### [Stored items]
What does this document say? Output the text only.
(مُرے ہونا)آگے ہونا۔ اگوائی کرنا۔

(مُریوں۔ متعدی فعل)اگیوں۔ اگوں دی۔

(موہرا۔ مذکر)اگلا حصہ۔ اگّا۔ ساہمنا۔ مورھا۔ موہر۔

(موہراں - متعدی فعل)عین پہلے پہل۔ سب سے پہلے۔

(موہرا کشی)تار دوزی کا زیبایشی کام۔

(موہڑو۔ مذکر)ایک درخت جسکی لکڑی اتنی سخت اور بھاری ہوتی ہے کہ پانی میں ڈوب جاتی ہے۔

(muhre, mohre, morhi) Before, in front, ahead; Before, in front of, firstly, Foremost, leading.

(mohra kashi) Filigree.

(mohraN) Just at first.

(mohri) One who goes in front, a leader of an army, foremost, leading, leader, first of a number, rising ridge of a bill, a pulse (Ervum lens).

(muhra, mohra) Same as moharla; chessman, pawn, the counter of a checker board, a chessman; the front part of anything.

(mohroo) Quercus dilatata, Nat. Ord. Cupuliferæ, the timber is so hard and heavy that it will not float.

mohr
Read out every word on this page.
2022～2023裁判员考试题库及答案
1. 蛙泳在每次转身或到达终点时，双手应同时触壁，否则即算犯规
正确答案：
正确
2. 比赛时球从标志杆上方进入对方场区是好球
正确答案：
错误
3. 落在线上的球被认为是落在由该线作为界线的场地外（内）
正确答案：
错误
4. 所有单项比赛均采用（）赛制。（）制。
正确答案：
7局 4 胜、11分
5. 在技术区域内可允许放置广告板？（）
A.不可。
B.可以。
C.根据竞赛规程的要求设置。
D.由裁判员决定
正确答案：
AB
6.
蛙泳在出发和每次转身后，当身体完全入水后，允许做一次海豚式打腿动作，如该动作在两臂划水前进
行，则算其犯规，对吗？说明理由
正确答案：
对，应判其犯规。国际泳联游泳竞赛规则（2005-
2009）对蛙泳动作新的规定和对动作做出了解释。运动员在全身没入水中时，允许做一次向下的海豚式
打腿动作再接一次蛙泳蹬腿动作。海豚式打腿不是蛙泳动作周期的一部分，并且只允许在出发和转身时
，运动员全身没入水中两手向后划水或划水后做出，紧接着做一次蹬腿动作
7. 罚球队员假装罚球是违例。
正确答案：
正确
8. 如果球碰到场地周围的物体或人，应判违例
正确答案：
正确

### [Request]
The line containing "Read out every word on this page." marks the start; retype it and each line after it through the end of the records above, exactly.

### [Output of the task]
Read out every word on this page.
2022～2023裁判员考试题库及答案
1. 蛙泳在每次转身或到达终点时，双手应同时触壁，否则即算犯规
正确答案：
正确
2. 比赛时球从标志杆上方进入对方场区是好球
正确答案：
错误
3. 落在线上的球被认为是落在由该线作为界线的场地外（内）
正确答案：
错误
4. 所有单项比赛均采用（）赛制。（）制。
正确答案：
7局 4 胜、11分
5. 在技术区域内可允许放置广告板？（）
A.不可。
B.可以。
C.根据竞赛规程的要求设置。
D.由裁判员决定
正确答案：
AB
6.
蛙泳在出发和每次转身后，当身体完全入水后，允许做一次海豚式打腿动作，如该动作在两臂划水前进
行，则算其犯规，对吗？说明理由
正确答案：
对，应判其犯规。国际泳联游泳竞赛规则（2005-
2009）对蛙泳动作新的规定和对动作做出了解释。运动员在全身没入水中时，允许做一次向下的海豚式
打腿动作再接一次蛙泳蹬腿动作。海豚式打腿不是蛙泳动作周期的一部分，并且只允许在出发和转身时
，运动员全身没入水中两手向后划水或划水后做出，紧接着做一次蹬腿动作
7. 罚球队员假装罚球是违例。
正确答案：
正确
8. 如果球碰到场地周围的物体或人，应判违例
正确答案：
正确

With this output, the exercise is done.